→ **WHAT IS REQUIRED**
Read the material below. Count the lines containing "subtitle" and give that count alone.

→ **RAW RECORDS**

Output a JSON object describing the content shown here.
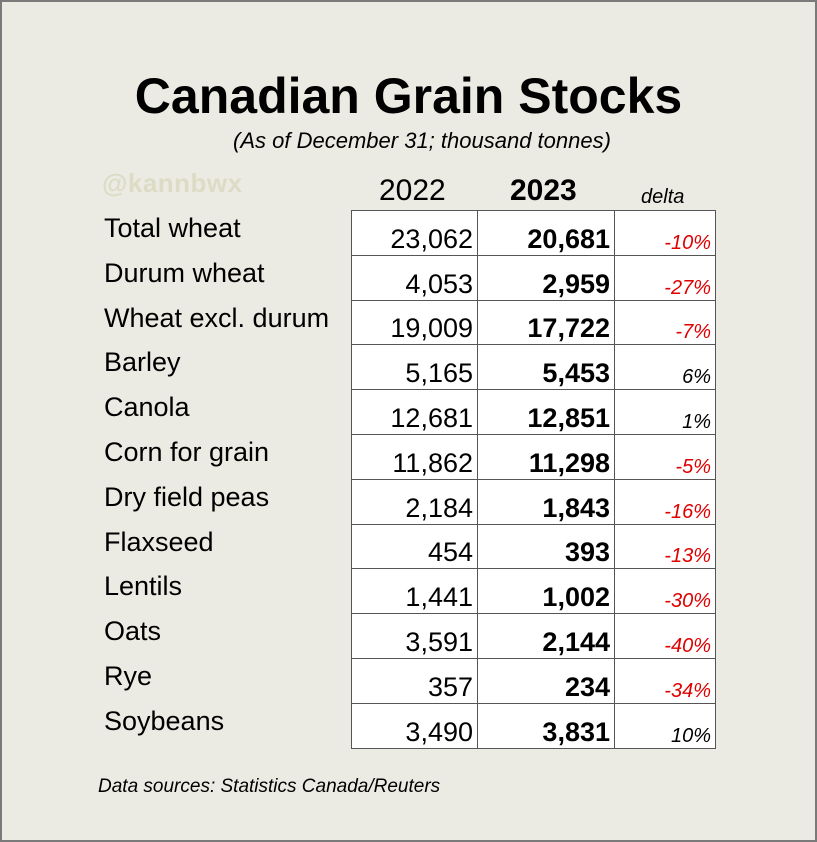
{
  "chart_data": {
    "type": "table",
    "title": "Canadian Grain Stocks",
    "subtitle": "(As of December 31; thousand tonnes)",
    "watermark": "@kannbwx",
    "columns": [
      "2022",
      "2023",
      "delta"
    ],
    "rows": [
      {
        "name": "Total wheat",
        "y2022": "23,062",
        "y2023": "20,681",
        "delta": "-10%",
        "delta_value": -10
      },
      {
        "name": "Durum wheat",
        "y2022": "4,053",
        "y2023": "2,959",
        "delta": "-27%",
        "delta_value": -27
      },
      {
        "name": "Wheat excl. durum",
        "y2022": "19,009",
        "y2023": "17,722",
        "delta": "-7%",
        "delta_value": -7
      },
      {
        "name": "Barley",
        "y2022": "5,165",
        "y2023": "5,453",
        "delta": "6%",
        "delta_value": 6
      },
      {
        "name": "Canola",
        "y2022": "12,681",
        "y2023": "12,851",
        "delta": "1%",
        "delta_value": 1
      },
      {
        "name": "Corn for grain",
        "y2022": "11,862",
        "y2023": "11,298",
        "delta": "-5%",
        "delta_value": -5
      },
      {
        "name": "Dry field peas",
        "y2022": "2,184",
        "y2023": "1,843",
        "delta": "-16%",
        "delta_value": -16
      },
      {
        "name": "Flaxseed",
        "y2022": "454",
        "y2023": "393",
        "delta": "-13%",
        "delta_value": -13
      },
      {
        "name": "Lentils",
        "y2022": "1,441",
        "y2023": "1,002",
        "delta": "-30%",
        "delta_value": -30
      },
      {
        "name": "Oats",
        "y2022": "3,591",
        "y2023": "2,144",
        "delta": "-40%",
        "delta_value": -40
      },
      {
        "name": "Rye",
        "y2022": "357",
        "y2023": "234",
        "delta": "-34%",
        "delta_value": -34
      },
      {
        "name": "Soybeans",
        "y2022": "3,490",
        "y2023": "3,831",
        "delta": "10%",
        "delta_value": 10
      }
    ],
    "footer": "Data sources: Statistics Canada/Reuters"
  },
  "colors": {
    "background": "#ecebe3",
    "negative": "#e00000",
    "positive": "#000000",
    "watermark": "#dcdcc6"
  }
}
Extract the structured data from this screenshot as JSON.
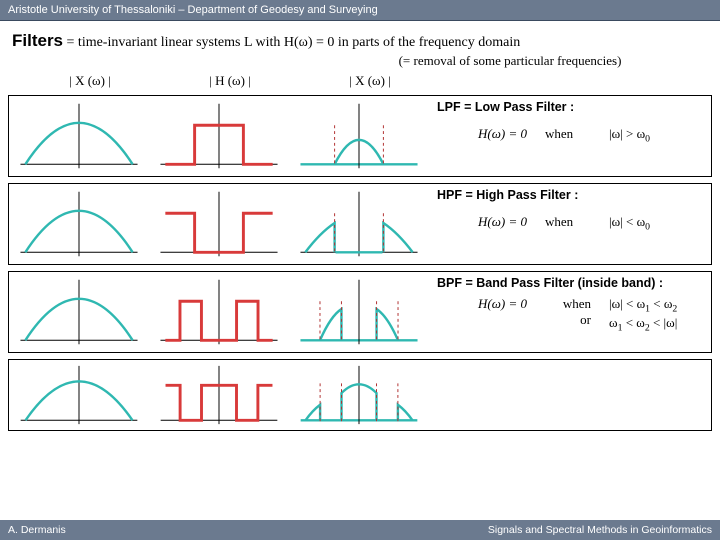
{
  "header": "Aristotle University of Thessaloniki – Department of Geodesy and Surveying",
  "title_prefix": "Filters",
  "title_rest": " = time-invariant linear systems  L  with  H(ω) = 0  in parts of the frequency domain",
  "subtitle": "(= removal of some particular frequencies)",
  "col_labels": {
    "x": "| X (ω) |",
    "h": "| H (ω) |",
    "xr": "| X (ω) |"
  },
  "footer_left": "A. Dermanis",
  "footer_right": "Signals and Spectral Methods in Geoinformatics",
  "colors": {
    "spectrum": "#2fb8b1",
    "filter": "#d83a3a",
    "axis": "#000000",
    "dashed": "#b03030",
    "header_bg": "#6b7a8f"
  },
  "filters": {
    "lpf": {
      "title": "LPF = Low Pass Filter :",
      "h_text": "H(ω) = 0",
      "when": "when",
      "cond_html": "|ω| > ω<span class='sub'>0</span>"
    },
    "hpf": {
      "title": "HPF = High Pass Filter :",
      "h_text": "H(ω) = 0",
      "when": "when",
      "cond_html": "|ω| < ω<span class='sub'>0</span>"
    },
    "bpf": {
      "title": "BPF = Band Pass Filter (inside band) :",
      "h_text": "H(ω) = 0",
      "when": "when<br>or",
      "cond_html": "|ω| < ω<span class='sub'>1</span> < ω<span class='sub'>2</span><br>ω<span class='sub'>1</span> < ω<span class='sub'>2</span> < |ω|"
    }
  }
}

==

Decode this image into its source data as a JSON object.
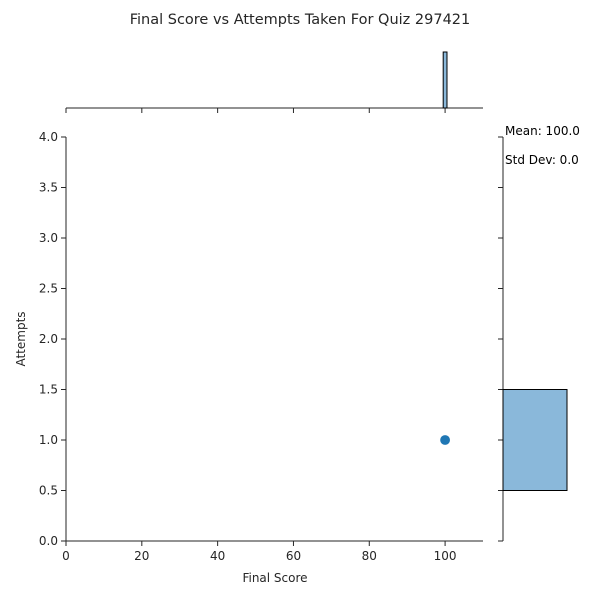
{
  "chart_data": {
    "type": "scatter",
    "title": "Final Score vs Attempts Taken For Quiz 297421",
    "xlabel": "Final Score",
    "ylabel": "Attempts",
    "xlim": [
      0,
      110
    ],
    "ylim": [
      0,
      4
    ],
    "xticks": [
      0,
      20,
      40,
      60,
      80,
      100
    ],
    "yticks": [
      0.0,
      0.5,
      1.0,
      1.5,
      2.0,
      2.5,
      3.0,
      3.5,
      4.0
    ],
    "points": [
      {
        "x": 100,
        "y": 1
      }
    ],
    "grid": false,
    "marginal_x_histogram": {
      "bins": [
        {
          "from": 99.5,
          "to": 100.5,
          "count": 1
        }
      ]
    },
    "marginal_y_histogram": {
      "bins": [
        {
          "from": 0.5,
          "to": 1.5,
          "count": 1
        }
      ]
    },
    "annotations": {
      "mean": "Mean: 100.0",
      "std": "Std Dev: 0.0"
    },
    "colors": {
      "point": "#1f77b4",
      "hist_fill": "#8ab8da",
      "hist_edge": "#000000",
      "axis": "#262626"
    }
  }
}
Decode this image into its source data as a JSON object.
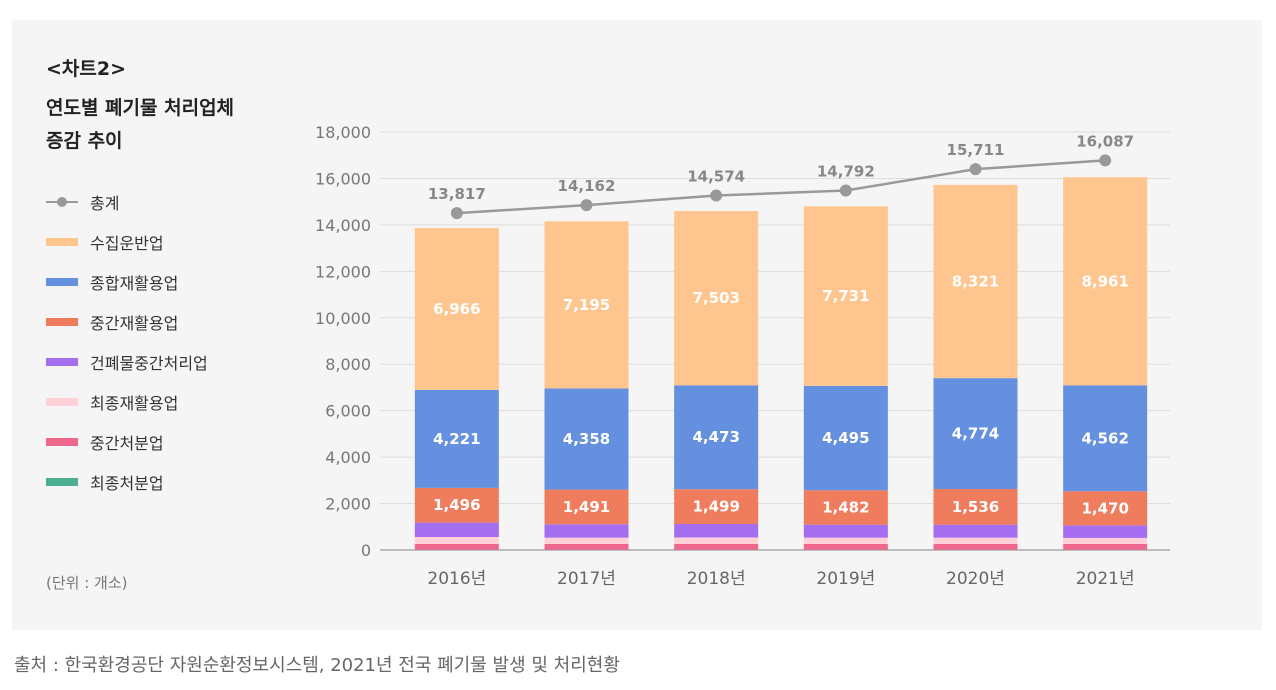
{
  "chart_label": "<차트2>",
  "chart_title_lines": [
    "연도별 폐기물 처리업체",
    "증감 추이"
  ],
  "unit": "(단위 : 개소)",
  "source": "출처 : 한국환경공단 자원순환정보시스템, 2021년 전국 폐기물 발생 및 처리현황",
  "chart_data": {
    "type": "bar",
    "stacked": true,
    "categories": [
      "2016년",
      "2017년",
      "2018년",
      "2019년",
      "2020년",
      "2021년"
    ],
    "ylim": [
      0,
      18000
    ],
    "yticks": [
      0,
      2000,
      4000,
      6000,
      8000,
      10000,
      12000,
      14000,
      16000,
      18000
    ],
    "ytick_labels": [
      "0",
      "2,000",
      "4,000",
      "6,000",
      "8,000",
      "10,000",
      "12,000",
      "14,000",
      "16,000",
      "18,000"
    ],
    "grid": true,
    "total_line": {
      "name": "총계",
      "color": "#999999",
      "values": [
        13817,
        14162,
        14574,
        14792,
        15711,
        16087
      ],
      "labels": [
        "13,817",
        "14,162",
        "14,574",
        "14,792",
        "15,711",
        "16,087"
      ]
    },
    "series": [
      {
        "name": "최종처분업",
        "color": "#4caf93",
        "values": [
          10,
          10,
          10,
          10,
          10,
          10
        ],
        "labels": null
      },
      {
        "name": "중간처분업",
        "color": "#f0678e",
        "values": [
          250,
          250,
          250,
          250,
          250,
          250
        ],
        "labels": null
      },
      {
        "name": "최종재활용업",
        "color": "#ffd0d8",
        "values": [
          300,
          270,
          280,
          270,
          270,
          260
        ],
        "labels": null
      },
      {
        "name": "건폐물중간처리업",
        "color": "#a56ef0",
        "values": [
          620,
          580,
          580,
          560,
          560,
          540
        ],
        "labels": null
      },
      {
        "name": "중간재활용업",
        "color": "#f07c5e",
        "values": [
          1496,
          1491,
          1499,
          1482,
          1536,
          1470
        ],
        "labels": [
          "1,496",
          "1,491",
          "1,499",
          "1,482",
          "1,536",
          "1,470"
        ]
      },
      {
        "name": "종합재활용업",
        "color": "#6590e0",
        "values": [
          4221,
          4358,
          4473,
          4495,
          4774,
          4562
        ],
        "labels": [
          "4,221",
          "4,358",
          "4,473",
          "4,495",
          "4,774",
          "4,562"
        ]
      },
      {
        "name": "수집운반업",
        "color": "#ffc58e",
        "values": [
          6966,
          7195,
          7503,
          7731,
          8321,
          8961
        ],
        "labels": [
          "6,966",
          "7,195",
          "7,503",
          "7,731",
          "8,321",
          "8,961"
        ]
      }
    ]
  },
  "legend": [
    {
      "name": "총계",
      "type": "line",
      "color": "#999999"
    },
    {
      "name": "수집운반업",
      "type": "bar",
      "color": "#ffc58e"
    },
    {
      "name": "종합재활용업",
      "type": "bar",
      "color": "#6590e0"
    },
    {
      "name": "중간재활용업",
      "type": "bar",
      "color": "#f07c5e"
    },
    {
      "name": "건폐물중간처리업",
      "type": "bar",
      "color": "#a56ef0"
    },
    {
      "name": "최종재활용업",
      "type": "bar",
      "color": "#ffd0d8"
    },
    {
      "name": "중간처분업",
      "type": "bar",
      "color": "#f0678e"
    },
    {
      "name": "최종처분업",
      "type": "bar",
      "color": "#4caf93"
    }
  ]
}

→ **WRITTEN REPLY**
2